- [Data for processing]
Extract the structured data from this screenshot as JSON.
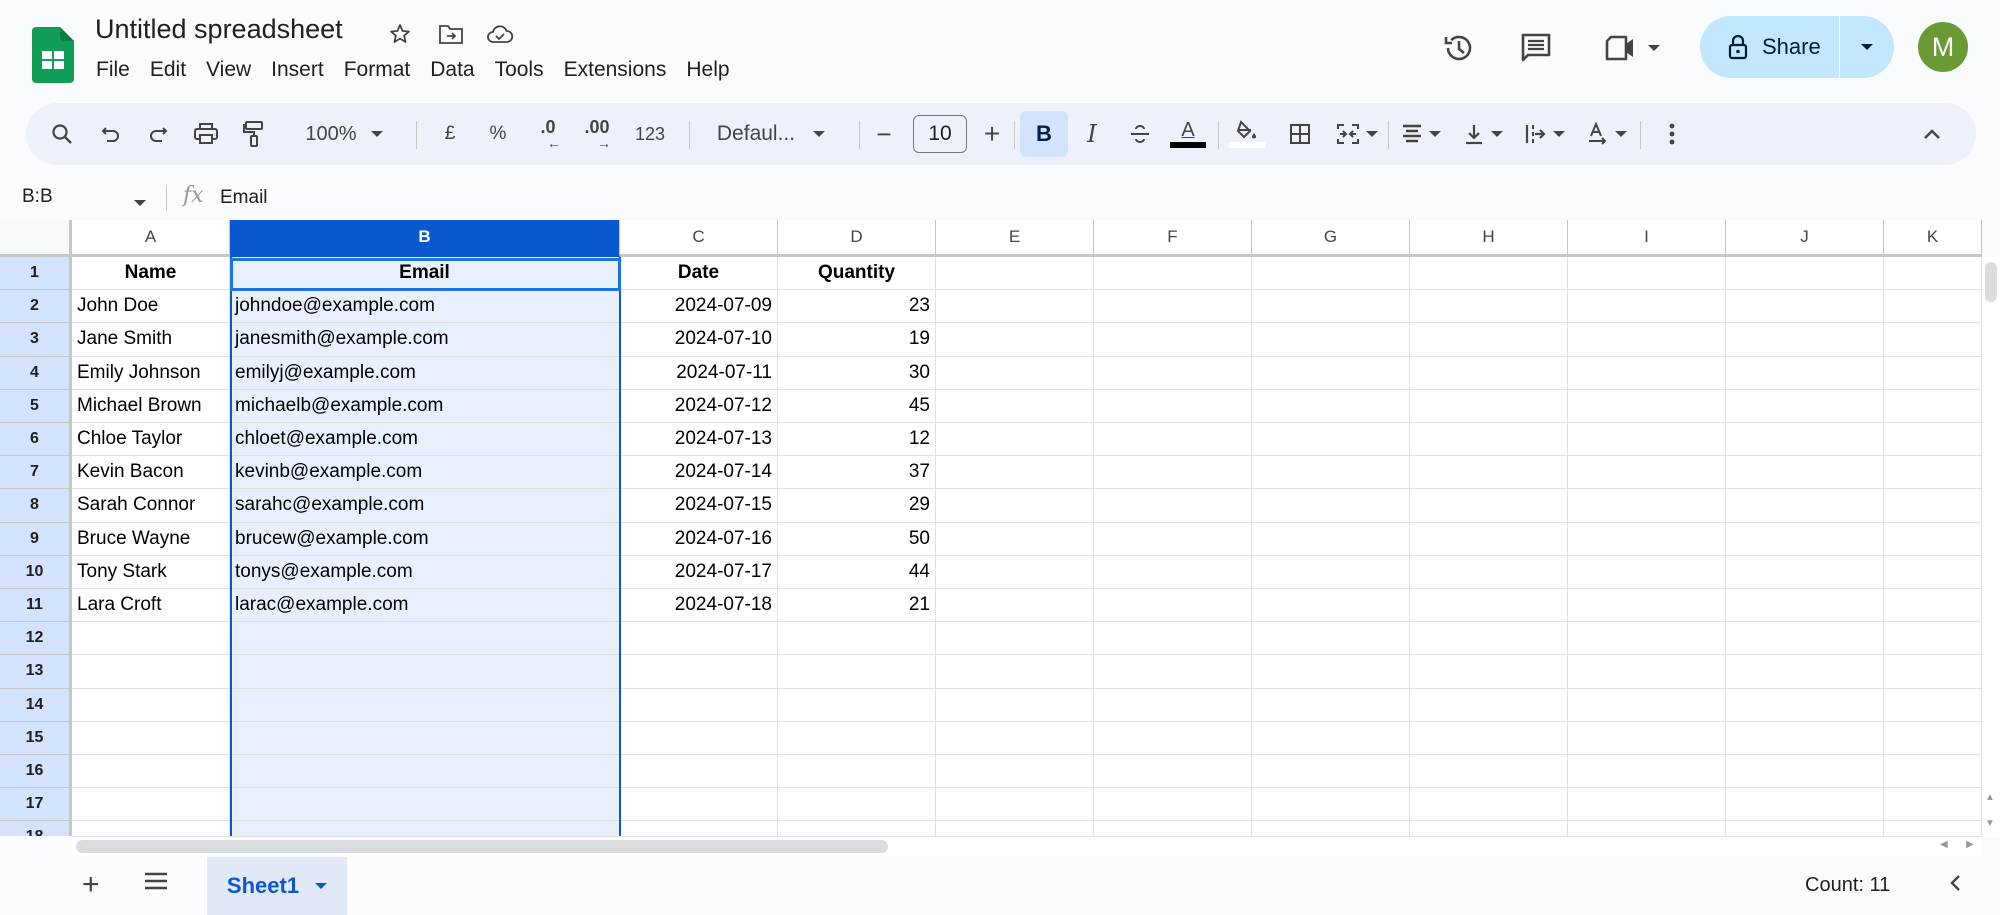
{
  "app": {
    "title": "Untitled spreadsheet",
    "brand_color": "#0f9d58",
    "accent_color": "#0b57d0",
    "title_icons": [
      "star-icon",
      "move-to-folder-icon",
      "cloud-saved-icon"
    ]
  },
  "menu": [
    "File",
    "Edit",
    "View",
    "Insert",
    "Format",
    "Data",
    "Tools",
    "Extensions",
    "Help"
  ],
  "header_right": {
    "icons": [
      "version-history-icon",
      "comments-icon",
      "meet-icon"
    ],
    "share_label": "Share",
    "avatar_initial": "M",
    "avatar_color": "#6b9a34"
  },
  "toolbar": {
    "zoom": "100%",
    "currency": "£",
    "percent": "%",
    "dec_decrease": ".0",
    "dec_increase": ".00",
    "number_format": "123",
    "font": "Defaul...",
    "font_size": "10",
    "bold": "B",
    "italic": "I",
    "text_color_letter": "A"
  },
  "formula_bar": {
    "name_box": "B:B",
    "fx": "fx",
    "value": "Email"
  },
  "grid": {
    "selected_column": "B",
    "columns": [
      "A",
      "B",
      "C",
      "D",
      "E",
      "F",
      "G",
      "H",
      "I",
      "J",
      "K"
    ],
    "rows": [
      "1",
      "2",
      "3",
      "4",
      "5",
      "6",
      "7",
      "8",
      "9",
      "10",
      "11",
      "12",
      "13",
      "14",
      "15",
      "16",
      "17",
      "18"
    ],
    "header": [
      "Name",
      "Email",
      "Date",
      "Quantity"
    ],
    "data": [
      [
        "John Doe",
        "johndoe@example.com",
        "2024-07-09",
        "23"
      ],
      [
        "Jane Smith",
        "janesmith@example.com",
        "2024-07-10",
        "19"
      ],
      [
        "Emily Johnson",
        "emilyj@example.com",
        "2024-07-11",
        "30"
      ],
      [
        "Michael Brown",
        "michaelb@example.com",
        "2024-07-12",
        "45"
      ],
      [
        "Chloe Taylor",
        "chloet@example.com",
        "2024-07-13",
        "12"
      ],
      [
        "Kevin Bacon",
        "kevinb@example.com",
        "2024-07-14",
        "37"
      ],
      [
        "Sarah Connor",
        "sarahc@example.com",
        "2024-07-15",
        "29"
      ],
      [
        "Bruce Wayne",
        "brucew@example.com",
        "2024-07-16",
        "50"
      ],
      [
        "Tony Stark",
        "tonys@example.com",
        "2024-07-17",
        "44"
      ],
      [
        "Lara Croft",
        "larac@example.com",
        "2024-07-18",
        "21"
      ]
    ]
  },
  "bottom": {
    "sheet_tab": "Sheet1",
    "status": "Count: 11"
  }
}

- [Given request]
Pull out every line in the material above where "example" occurs.

- [Written answer]
        "johndoe@example.com",
        "janesmith@example.com",
        "emilyj@example.com",
        "michaelb@example.com",
        "chloet@example.com",
        "kevinb@example.com",
        "sarahc@example.com",
        "brucew@example.com",
        "tonys@example.com",
        "larac@example.com",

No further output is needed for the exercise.